Written instruction: Transcribe every record that appears below, exactly and in full.

===== Exercise inputs

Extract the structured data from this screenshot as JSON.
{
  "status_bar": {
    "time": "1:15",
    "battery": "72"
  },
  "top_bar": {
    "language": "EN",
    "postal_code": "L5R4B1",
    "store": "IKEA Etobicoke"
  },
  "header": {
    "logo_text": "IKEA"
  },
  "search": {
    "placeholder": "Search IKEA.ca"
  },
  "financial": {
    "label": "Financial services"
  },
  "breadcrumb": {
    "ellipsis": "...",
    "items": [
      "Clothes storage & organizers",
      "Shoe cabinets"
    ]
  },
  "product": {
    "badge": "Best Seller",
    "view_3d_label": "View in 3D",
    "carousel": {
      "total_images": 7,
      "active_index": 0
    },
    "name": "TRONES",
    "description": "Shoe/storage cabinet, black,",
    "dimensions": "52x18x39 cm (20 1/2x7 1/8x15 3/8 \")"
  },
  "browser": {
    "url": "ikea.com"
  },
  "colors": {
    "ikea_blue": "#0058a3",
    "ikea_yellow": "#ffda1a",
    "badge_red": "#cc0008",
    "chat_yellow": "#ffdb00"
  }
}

==========

Output of the exercise:
Extract the structured data from this screenshot as JSON.
{
  "status_bar": {
    "time": "1:15",
    "battery": "72"
  },
  "top_bar": {
    "language": "EN",
    "postal_code": "L5R4B1",
    "store": "IKEA Etobicoke"
  },
  "header": {
    "logo_text": "IKEA"
  },
  "search": {
    "placeholder": "Search IKEA.ca"
  },
  "financial": {
    "label": "Financial services"
  },
  "breadcrumb": {
    "ellipsis": "...",
    "items": [
      "Clothes storage & organizers",
      "Shoe cabinets"
    ]
  },
  "product": {
    "badge": "Best Seller",
    "view_3d_label": "View in 3D",
    "carousel": {
      "total_images": 7,
      "active_index": 0
    },
    "name": "TRONES",
    "description": "Shoe/storage cabinet, black,",
    "dimensions": "52x18x39 cm (20 1/2x7 1/8x15 3/8 \")"
  },
  "browser": {
    "url": "ikea.com"
  },
  "colors": {
    "ikea_blue": "#0058a3",
    "ikea_yellow": "#ffda1a",
    "badge_red": "#cc0008",
    "chat_yellow": "#ffdb00"
  }
}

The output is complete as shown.